++++ Materials provided

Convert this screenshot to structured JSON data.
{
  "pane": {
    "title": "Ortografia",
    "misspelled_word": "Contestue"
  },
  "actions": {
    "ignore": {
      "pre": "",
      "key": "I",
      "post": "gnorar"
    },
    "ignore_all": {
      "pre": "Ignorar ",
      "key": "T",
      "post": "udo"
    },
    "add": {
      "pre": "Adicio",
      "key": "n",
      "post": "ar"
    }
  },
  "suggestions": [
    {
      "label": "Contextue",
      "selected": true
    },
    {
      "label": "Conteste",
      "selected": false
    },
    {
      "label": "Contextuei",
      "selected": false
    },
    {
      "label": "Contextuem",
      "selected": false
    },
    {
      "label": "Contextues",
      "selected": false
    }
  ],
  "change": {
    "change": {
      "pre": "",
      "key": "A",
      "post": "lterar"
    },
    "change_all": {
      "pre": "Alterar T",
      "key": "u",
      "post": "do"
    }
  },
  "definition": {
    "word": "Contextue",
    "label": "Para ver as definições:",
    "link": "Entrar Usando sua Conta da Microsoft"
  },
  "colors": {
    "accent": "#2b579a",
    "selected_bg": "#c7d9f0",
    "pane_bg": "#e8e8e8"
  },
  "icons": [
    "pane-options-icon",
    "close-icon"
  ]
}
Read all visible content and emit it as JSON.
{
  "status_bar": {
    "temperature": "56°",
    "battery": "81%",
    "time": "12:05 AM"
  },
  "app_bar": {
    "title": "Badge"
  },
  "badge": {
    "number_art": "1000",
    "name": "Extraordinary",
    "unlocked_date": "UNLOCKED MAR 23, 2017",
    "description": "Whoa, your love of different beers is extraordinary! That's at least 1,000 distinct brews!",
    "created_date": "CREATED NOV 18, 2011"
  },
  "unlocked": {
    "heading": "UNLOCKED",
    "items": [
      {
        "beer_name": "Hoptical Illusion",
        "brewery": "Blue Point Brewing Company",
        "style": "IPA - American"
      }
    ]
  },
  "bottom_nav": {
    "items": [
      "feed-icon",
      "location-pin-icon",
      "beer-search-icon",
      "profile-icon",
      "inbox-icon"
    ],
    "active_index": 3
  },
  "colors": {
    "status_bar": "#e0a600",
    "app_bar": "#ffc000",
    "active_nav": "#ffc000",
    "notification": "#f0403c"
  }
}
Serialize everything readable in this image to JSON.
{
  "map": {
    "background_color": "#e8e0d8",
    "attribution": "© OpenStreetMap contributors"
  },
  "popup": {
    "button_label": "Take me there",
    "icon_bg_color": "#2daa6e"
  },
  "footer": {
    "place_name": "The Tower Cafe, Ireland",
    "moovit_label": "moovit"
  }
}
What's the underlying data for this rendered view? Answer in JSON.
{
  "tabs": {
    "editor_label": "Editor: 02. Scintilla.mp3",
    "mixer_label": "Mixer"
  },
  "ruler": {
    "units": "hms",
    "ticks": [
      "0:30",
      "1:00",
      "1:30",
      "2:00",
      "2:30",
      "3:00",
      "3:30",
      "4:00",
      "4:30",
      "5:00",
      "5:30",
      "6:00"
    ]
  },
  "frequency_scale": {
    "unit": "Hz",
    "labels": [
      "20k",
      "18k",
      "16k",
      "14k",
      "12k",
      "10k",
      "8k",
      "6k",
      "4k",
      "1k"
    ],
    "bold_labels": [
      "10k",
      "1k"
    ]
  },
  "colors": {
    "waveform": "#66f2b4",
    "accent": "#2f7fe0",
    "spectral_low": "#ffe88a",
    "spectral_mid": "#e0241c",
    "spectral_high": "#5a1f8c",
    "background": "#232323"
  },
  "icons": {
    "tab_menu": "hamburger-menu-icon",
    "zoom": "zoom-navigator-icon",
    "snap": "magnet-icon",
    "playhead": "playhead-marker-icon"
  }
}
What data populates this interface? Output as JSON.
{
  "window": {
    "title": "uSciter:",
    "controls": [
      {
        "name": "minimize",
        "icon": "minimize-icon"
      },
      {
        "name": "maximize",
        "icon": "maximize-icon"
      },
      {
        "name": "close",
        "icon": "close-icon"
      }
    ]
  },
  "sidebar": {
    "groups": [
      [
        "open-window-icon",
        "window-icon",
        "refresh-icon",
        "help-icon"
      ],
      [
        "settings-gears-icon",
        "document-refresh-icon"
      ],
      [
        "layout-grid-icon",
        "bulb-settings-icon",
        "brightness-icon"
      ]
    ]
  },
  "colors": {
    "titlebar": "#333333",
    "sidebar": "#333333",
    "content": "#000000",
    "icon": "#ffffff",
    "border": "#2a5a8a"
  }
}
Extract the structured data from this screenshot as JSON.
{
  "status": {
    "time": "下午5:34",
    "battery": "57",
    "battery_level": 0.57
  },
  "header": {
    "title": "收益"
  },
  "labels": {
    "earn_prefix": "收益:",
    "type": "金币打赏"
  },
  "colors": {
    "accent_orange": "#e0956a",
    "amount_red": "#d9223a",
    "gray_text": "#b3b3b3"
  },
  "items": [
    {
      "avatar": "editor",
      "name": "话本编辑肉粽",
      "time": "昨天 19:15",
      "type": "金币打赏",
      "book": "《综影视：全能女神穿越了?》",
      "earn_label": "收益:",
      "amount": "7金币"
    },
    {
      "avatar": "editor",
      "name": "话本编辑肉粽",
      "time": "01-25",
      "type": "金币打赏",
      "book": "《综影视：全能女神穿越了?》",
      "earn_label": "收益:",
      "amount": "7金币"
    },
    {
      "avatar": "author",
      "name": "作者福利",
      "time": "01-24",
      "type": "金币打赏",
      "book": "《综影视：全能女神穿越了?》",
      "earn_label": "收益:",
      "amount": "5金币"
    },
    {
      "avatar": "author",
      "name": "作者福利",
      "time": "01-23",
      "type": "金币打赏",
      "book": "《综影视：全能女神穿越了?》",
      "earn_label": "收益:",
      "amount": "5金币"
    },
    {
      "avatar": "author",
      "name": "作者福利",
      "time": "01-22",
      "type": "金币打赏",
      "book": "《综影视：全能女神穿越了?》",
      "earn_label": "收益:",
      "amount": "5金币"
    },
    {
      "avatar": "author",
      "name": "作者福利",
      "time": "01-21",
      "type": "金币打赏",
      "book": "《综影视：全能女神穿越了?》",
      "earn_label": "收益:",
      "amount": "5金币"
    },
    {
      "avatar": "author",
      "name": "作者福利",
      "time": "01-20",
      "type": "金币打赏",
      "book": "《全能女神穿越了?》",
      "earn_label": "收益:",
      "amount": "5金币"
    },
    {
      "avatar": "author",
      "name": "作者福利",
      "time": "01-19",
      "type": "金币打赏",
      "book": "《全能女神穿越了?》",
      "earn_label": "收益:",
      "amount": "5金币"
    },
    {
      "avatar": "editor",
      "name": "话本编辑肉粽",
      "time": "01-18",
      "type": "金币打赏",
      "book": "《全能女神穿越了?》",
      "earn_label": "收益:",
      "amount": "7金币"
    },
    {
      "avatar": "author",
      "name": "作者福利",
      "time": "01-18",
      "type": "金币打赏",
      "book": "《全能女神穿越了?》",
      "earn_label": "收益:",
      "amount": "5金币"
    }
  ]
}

++++++++

Return each line where "structured" shows up.

Convert this screenshot to structured JSON data.
Extract the structured data from this screenshot as JSON.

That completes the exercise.